### Short exercise
Go through the records below line by line, counting those that contain the word "NAND"; answer with the count only.

* start Records for processing *

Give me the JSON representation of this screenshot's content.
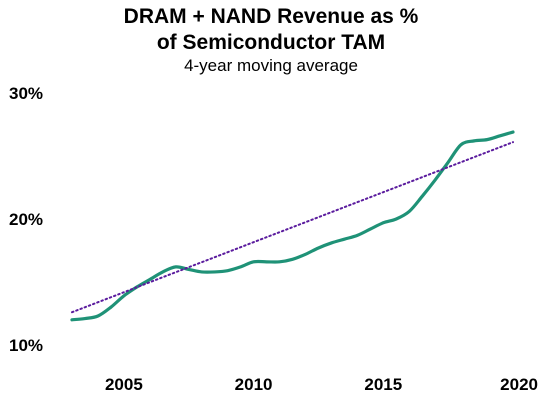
{
  "chart_data": {
    "type": "line",
    "title": "DRAM + NAND Revenue as % of Semiconductor TAM",
    "title_line1": "DRAM + NAND Revenue as %",
    "title_line2": "of Semiconductor TAM",
    "subtitle": "4-year moving average",
    "xlabel": "",
    "ylabel": "",
    "xlim": [
      2003,
      2020
    ],
    "ylim": [
      10,
      30
    ],
    "x_ticks": [
      2005,
      2010,
      2015,
      2020
    ],
    "x_tick_labels": [
      "2005",
      "2010",
      "2015",
      "2020"
    ],
    "y_ticks": [
      10,
      20,
      30
    ],
    "y_tick_labels": [
      "10%",
      "20%",
      "30%"
    ],
    "grid": false,
    "legend": "none",
    "series": [
      {
        "color": "#1f9277",
        "style": "solid",
        "x": [
          2003,
          2003.5,
          2004,
          2004.5,
          2005,
          2005.5,
          2006,
          2006.5,
          2007,
          2007.5,
          2008,
          2008.5,
          2009,
          2009.5,
          2010,
          2010.5,
          2011,
          2011.5,
          2012,
          2012.5,
          2013,
          2013.5,
          2014,
          2014.5,
          2015,
          2015.5,
          2016,
          2016.5,
          2017,
          2017.5,
          2018,
          2018.5,
          2019,
          2019.5,
          2020
        ],
        "values": [
          12.0,
          12.1,
          12.3,
          13.0,
          13.9,
          14.6,
          15.2,
          15.8,
          16.2,
          16.0,
          15.8,
          15.8,
          15.9,
          16.2,
          16.6,
          16.6,
          16.6,
          16.8,
          17.2,
          17.7,
          18.1,
          18.4,
          18.7,
          19.2,
          19.7,
          20.0,
          20.6,
          21.8,
          23.1,
          24.5,
          25.9,
          26.2,
          26.3,
          26.6,
          26.9
        ]
      },
      {
        "color": "#5b1c9e",
        "style": "dotted",
        "x": [
          2003,
          2020
        ],
        "values": [
          12.6,
          26.1
        ]
      }
    ]
  }
}
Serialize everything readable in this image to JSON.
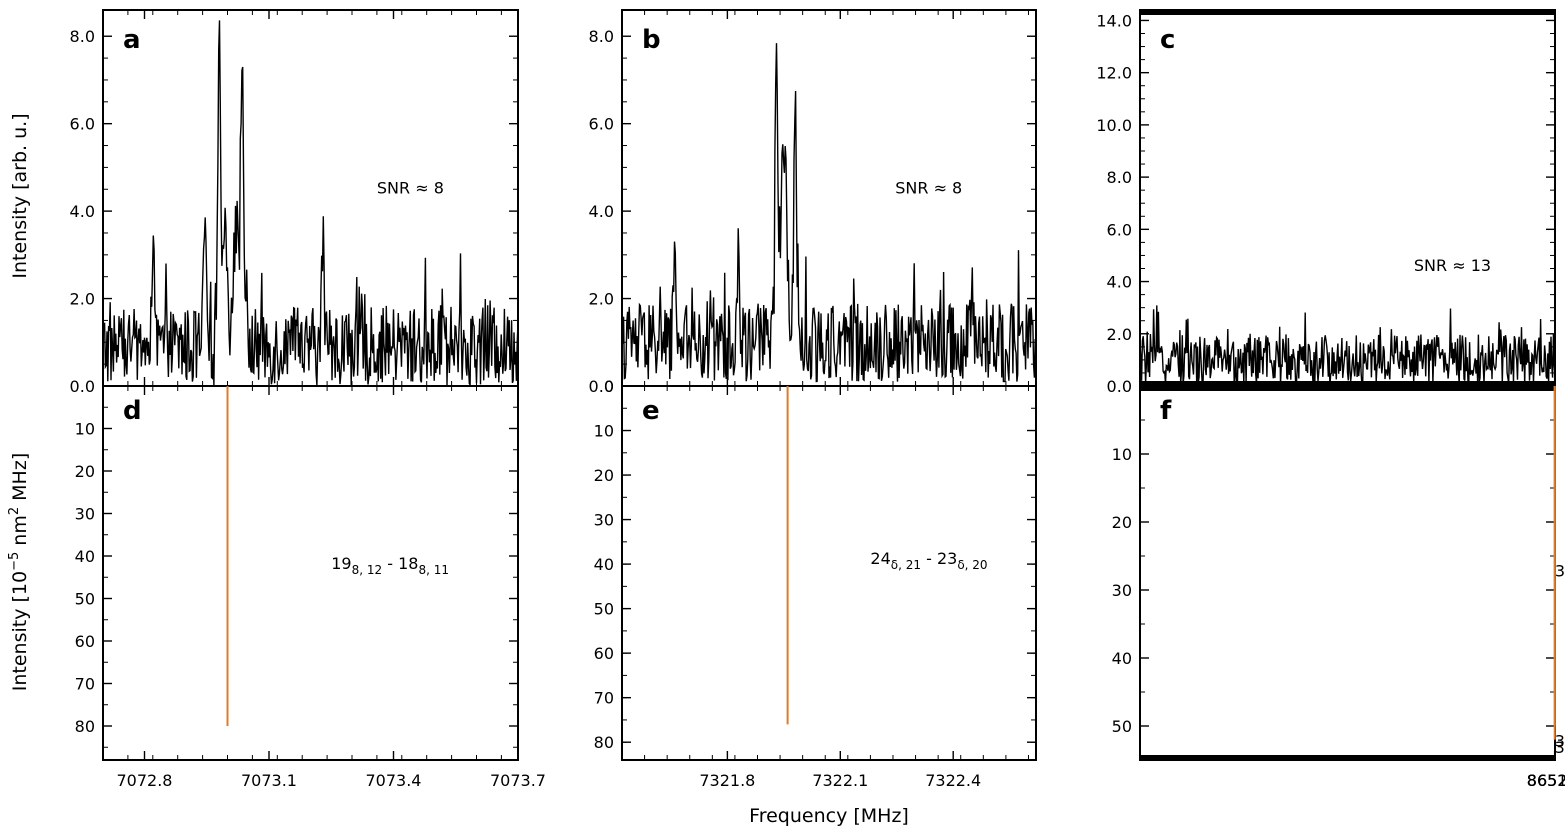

* end Records for processing *

### Problem solution
2